- [Lines of data]:
┌──
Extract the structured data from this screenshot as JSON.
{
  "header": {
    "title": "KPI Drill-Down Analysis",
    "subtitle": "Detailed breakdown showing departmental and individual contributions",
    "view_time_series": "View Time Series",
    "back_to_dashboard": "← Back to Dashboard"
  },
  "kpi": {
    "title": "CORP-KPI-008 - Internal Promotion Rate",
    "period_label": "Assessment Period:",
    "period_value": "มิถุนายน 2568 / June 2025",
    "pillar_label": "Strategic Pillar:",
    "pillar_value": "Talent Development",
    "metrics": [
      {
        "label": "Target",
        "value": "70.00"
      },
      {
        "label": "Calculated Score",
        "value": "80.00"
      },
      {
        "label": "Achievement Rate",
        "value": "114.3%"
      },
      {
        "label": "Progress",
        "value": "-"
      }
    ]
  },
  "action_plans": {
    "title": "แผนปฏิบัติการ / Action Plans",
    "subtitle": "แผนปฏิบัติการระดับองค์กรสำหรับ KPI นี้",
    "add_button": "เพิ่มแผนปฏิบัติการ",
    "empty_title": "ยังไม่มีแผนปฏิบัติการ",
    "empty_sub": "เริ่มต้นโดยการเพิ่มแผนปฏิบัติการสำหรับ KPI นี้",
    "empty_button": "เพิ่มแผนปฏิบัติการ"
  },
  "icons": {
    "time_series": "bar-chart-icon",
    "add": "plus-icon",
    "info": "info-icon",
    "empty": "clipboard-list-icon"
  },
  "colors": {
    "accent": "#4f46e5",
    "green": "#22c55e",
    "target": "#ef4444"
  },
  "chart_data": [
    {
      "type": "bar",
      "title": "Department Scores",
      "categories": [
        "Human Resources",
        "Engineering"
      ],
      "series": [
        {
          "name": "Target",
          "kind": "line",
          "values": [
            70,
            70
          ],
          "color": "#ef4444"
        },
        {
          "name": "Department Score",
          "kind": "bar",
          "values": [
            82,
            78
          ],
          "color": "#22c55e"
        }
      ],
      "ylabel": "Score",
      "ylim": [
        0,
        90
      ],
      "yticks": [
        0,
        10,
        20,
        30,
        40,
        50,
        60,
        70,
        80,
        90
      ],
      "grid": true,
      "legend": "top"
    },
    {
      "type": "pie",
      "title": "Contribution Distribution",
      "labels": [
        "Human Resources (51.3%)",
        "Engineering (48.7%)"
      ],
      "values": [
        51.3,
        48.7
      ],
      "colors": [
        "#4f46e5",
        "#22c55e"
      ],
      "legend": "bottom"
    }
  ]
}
└──
- [INSTRUCTIONS FOR THE TASK]:
The whole listing above needs to be written out again exactly.

- [THE RESPONSE]:
Extract the structured data from this screenshot as JSON.
{
  "header": {
    "title": "KPI Drill-Down Analysis",
    "subtitle": "Detailed breakdown showing departmental and individual contributions",
    "view_time_series": "View Time Series",
    "back_to_dashboard": "← Back to Dashboard"
  },
  "kpi": {
    "title": "CORP-KPI-008 - Internal Promotion Rate",
    "period_label": "Assessment Period:",
    "period_value": "มิถุนายน 2568 / June 2025",
    "pillar_label": "Strategic Pillar:",
    "pillar_value": "Talent Development",
    "metrics": [
      {
        "label": "Target",
        "value": "70.00"
      },
      {
        "label": "Calculated Score",
        "value": "80.00"
      },
      {
        "label": "Achievement Rate",
        "value": "114.3%"
      },
      {
        "label": "Progress",
        "value": "-"
      }
    ]
  },
  "action_plans": {
    "title": "แผนปฏิบัติการ / Action Plans",
    "subtitle": "แผนปฏิบัติการระดับองค์กรสำหรับ KPI นี้",
    "add_button": "เพิ่มแผนปฏิบัติการ",
    "empty_title": "ยังไม่มีแผนปฏิบัติการ",
    "empty_sub": "เริ่มต้นโดยการเพิ่มแผนปฏิบัติการสำหรับ KPI นี้",
    "empty_button": "เพิ่มแผนปฏิบัติการ"
  },
  "icons": {
    "time_series": "bar-chart-icon",
    "add": "plus-icon",
    "info": "info-icon",
    "empty": "clipboard-list-icon"
  },
  "colors": {
    "accent": "#4f46e5",
    "green": "#22c55e",
    "target": "#ef4444"
  },
  "chart_data": [
    {
      "type": "bar",
      "title": "Department Scores",
      "categories": [
        "Human Resources",
        "Engineering"
      ],
      "series": [
        {
          "name": "Target",
          "kind": "line",
          "values": [
            70,
            70
          ],
          "color": "#ef4444"
        },
        {
          "name": "Department Score",
          "kind": "bar",
          "values": [
            82,
            78
          ],
          "color": "#22c55e"
        }
      ],
      "ylabel": "Score",
      "ylim": [
        0,
        90
      ],
      "yticks": [
        0,
        10,
        20,
        30,
        40,
        50,
        60,
        70,
        80,
        90
      ],
      "grid": true,
      "legend": "top"
    },
    {
      "type": "pie",
      "title": "Contribution Distribution",
      "labels": [
        "Human Resources (51.3%)",
        "Engineering (48.7%)"
      ],
      "values": [
        51.3,
        48.7
      ],
      "colors": [
        "#4f46e5",
        "#22c55e"
      ],
      "legend": "bottom"
    }
  ]
}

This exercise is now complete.